# START OF Exercise inputs
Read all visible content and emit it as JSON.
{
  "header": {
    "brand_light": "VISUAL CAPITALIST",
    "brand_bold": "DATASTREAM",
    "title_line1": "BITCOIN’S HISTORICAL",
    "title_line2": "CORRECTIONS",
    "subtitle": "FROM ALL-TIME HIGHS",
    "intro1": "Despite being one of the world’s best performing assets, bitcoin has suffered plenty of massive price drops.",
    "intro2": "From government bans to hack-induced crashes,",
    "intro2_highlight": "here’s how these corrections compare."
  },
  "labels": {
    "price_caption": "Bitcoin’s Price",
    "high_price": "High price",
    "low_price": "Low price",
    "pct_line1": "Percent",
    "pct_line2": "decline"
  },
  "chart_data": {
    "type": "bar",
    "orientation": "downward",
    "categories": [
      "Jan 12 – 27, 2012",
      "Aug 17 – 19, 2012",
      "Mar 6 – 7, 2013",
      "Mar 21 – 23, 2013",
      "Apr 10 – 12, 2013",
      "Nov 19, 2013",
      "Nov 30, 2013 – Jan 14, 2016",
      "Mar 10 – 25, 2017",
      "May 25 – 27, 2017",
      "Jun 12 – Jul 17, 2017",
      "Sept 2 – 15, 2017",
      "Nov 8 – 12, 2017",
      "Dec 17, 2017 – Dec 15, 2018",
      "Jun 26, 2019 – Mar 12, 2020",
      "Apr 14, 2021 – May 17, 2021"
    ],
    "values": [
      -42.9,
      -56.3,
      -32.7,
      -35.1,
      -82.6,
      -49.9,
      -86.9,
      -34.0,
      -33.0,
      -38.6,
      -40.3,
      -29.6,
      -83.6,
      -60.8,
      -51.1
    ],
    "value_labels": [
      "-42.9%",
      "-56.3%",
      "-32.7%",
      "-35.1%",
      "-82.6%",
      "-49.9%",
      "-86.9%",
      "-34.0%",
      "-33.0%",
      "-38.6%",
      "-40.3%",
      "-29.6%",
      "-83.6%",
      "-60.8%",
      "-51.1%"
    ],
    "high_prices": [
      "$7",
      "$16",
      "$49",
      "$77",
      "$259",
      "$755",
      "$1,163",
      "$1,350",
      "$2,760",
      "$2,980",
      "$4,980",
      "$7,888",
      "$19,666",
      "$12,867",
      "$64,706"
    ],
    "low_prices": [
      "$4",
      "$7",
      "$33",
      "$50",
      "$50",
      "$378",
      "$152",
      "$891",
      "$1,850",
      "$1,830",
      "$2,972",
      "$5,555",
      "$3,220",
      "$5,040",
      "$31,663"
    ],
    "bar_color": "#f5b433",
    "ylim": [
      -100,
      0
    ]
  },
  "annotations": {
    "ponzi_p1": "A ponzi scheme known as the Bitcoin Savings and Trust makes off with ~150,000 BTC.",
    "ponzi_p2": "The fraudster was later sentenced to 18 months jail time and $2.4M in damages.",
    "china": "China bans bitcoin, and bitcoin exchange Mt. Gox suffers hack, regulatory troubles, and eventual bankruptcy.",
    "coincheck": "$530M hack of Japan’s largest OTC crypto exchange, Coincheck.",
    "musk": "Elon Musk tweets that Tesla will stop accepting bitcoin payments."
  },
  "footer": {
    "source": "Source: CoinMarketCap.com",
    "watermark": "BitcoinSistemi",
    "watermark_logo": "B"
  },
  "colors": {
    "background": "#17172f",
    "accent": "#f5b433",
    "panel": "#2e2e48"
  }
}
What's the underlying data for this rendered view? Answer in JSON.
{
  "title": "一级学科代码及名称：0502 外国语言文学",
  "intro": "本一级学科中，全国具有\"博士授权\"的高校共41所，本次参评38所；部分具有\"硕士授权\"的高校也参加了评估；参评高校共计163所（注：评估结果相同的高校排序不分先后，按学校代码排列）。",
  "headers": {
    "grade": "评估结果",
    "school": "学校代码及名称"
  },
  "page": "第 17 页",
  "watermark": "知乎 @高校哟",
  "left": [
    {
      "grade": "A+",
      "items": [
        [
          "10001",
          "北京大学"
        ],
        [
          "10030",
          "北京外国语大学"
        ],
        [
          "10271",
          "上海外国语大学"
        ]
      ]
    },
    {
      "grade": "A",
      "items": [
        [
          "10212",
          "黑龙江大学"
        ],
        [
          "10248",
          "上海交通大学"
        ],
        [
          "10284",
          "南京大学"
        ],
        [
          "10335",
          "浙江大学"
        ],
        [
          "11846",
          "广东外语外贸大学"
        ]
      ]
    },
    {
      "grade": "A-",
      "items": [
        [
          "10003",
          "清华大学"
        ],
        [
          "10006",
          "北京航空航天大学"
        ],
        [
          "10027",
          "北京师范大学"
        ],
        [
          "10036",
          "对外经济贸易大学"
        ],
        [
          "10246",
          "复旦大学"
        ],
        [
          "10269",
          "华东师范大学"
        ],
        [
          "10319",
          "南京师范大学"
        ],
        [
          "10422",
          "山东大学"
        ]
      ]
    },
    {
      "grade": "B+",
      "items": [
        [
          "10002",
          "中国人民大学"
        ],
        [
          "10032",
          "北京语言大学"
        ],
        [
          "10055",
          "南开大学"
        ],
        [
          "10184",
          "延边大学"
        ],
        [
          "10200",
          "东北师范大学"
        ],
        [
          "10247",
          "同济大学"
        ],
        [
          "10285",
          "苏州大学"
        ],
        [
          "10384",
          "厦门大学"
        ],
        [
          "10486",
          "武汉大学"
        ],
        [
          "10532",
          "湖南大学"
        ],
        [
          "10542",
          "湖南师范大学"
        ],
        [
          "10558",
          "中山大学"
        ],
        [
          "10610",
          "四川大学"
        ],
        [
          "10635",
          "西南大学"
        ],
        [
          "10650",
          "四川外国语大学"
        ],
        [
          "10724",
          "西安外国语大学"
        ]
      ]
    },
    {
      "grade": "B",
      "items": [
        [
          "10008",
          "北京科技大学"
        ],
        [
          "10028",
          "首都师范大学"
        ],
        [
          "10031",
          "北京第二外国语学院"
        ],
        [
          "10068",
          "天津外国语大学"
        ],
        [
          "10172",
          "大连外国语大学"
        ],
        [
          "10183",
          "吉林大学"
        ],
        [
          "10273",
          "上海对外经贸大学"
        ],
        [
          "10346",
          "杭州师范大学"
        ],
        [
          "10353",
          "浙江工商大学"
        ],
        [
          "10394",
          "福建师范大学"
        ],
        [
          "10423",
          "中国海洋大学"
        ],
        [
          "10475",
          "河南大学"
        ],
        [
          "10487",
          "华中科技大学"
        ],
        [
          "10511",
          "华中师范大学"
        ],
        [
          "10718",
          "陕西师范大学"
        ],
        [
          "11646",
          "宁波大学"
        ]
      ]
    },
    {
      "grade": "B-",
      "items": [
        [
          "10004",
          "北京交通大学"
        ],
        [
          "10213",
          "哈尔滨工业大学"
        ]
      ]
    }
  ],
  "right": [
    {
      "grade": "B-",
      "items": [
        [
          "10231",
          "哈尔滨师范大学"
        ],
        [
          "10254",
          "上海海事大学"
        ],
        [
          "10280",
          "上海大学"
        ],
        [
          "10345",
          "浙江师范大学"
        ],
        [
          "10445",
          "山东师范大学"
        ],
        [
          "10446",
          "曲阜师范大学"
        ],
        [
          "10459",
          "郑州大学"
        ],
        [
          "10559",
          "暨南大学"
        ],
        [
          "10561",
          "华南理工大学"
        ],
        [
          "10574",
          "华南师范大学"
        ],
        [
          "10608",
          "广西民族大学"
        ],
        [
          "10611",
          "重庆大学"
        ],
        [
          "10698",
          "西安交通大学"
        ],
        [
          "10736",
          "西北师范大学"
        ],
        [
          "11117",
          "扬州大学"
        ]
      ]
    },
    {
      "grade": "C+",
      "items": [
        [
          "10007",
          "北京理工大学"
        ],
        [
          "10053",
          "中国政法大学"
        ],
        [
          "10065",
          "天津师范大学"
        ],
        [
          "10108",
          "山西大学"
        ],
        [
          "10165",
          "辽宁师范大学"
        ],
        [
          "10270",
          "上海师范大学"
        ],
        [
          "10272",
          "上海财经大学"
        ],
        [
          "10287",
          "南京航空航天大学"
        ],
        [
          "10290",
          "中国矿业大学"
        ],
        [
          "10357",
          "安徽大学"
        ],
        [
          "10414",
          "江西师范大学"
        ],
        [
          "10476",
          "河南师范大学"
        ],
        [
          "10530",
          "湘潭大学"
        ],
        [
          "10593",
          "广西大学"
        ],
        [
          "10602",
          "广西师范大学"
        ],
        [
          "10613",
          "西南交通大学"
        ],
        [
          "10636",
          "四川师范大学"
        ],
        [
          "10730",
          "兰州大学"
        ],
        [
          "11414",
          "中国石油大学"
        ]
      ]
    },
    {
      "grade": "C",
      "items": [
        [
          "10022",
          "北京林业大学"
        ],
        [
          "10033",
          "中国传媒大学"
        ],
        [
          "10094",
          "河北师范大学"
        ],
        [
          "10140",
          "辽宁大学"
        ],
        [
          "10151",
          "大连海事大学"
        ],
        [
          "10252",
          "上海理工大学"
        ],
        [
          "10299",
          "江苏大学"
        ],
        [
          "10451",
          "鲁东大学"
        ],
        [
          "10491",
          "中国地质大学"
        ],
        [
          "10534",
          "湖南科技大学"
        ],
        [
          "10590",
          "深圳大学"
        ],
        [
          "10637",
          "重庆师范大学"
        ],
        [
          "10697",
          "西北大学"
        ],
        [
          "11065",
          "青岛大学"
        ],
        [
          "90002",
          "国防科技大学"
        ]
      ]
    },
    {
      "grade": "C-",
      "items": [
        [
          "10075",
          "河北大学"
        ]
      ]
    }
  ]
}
# END OF Exercise inputs
### Directive
All lines above with "bans" in them should be returned.

### Response to the exercise
    "intro2": "From government bans to hack-induced crashes,",
    "china": "China bans bitcoin, and bitcoin exchange Mt. Gox suffers hack, regulatory troubles, and eventual bankruptcy.",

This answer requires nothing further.